— Begin —
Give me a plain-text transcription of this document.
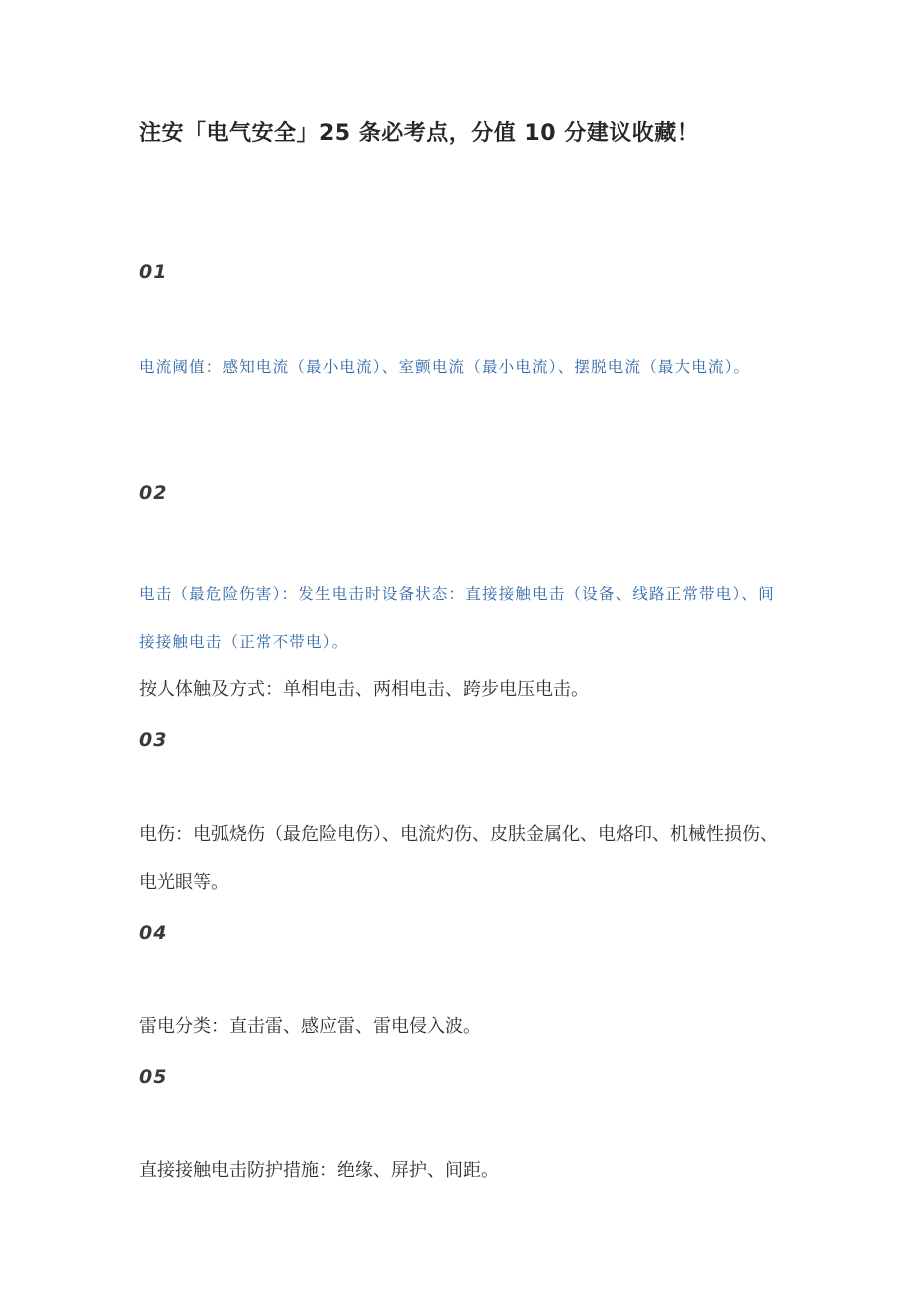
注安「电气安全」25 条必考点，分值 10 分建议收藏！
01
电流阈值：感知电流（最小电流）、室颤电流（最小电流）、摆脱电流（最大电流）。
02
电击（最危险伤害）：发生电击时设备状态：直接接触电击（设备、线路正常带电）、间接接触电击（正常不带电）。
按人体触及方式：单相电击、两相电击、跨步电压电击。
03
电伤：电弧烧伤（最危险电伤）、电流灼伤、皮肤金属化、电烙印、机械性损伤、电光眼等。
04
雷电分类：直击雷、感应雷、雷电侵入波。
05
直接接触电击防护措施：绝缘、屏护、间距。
— End —
— Begin —
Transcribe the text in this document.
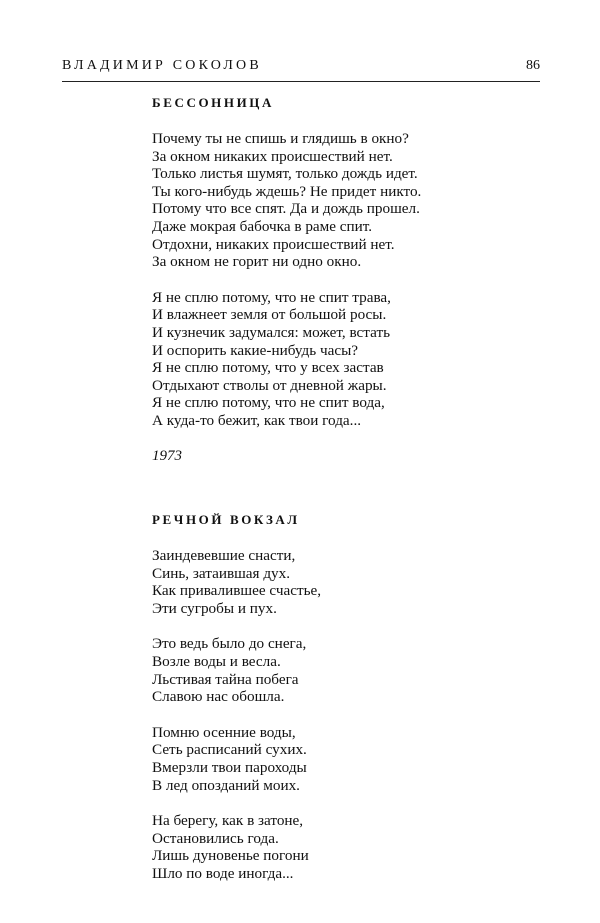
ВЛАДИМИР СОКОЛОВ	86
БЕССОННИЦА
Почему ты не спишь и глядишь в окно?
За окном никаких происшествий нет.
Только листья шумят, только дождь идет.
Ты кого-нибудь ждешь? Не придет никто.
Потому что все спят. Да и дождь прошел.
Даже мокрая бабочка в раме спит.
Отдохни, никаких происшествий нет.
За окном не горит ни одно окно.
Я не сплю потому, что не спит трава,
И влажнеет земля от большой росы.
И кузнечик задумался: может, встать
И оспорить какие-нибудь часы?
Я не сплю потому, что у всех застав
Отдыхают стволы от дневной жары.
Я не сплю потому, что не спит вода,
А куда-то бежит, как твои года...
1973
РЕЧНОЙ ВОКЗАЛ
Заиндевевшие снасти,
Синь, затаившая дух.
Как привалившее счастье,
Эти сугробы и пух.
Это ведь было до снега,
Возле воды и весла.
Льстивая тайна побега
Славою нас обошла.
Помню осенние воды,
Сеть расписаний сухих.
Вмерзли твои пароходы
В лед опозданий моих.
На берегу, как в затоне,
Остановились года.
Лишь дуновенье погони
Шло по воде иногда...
— End —
• EXERCISE DIRECTIONS
Pull out all lines in the data above that include "this".

• PROBLEM SOLUTION
Give me a plain-text transcription of this document.
Transcribe the text in this document.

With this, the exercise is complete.